[Items from a data source]
* Start *
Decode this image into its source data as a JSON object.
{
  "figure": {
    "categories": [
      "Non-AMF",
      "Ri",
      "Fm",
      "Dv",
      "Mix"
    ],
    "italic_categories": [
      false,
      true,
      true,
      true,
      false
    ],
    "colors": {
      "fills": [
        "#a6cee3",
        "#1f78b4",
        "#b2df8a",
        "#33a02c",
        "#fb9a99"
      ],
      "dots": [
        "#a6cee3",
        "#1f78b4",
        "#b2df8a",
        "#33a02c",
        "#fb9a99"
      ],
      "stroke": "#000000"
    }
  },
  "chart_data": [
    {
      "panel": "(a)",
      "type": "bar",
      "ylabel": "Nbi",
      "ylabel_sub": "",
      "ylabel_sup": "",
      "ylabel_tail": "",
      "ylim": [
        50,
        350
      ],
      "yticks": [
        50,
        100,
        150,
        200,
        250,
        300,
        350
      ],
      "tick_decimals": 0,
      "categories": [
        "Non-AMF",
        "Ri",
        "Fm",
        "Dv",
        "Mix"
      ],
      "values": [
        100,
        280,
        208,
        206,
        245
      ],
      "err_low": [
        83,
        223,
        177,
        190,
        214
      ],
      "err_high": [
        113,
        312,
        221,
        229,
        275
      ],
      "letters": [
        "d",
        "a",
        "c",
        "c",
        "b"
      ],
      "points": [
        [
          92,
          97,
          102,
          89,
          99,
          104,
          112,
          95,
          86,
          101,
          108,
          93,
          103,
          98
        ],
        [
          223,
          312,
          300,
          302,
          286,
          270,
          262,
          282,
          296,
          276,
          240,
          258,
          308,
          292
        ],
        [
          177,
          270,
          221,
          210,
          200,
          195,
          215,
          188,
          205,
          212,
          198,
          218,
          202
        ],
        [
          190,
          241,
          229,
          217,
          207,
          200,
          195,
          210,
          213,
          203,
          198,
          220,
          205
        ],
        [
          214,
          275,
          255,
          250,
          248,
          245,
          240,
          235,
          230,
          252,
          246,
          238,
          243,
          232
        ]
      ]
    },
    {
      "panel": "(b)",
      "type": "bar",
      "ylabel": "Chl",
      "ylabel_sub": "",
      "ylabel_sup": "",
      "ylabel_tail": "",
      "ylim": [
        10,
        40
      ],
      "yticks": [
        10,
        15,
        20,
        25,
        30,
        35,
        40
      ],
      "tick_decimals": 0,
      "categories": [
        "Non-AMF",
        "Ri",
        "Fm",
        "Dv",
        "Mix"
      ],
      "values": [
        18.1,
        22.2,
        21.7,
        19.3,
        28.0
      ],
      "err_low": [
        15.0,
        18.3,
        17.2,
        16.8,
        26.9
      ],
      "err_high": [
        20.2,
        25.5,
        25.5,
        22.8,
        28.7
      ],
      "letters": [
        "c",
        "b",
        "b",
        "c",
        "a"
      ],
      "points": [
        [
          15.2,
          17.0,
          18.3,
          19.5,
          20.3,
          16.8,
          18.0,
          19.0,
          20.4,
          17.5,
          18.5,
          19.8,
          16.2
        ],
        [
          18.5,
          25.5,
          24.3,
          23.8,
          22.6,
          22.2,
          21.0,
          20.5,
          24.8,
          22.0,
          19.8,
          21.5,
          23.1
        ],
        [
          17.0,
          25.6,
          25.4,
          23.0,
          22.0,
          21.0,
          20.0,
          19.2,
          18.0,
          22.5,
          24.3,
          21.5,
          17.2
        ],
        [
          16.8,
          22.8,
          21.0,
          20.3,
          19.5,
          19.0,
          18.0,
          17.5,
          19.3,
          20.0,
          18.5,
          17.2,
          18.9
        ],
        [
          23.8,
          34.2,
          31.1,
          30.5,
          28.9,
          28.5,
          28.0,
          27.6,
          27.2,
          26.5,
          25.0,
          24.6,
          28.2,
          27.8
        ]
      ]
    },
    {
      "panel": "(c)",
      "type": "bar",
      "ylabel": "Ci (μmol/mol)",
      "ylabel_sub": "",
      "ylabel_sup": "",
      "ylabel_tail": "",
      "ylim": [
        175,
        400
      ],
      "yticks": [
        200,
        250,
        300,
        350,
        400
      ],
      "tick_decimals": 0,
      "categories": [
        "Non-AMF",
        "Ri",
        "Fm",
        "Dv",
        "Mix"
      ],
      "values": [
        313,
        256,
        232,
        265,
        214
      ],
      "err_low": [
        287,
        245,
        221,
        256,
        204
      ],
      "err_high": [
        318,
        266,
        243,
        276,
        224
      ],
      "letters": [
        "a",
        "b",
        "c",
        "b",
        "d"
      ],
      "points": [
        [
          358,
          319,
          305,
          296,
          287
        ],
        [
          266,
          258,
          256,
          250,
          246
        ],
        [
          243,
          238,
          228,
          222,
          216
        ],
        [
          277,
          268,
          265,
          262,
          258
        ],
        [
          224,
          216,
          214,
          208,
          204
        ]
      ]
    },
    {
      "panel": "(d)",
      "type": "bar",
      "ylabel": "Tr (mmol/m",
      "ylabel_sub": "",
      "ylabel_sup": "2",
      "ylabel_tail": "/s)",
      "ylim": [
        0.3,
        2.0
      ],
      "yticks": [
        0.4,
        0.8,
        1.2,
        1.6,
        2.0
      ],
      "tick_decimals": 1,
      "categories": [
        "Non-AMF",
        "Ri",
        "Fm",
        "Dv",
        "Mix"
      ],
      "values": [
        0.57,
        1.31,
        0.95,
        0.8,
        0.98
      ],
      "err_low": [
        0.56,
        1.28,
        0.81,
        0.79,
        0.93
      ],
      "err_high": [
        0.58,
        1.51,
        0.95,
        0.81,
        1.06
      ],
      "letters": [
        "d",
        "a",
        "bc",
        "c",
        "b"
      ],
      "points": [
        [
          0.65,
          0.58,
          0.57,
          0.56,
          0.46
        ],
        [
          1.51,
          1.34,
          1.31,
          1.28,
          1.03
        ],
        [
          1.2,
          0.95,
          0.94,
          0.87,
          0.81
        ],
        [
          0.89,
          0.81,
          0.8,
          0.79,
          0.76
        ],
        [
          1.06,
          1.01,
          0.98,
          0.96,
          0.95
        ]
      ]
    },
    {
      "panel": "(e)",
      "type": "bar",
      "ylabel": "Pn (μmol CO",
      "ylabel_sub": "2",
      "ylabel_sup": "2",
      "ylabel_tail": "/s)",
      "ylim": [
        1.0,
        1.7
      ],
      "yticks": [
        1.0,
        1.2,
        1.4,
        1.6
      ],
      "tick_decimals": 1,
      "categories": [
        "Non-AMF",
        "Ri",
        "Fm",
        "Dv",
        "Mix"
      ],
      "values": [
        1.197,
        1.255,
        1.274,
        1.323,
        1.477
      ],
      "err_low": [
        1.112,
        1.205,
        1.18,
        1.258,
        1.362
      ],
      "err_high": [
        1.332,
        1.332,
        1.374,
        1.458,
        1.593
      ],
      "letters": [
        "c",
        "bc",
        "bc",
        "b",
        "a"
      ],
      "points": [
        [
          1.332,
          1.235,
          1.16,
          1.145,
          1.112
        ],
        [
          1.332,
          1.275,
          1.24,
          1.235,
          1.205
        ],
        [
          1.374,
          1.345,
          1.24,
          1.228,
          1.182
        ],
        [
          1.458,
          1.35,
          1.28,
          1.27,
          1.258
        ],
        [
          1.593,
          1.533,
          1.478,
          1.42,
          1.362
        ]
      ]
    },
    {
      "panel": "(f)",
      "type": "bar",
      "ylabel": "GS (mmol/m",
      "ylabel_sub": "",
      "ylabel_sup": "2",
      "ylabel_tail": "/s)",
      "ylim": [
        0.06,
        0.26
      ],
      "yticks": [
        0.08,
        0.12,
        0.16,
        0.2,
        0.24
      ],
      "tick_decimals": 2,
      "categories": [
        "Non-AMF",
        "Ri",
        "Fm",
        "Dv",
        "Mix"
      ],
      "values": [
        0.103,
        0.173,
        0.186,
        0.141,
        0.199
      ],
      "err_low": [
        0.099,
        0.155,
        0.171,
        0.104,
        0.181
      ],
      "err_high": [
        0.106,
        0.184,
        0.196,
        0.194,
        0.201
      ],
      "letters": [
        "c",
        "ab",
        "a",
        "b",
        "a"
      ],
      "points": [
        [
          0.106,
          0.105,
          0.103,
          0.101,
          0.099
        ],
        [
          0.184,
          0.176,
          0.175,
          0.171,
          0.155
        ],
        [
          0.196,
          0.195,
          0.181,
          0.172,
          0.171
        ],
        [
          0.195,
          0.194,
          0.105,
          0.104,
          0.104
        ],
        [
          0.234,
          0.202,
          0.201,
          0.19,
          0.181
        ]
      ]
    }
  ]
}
* End *
Search the listing for the word "panel" and return each line that holds it.

      "panel": "(a)",
      "panel": "(b)",
      "panel": "(c)",
      "panel": "(d)",
      "panel": "(e)",
      "panel": "(f)",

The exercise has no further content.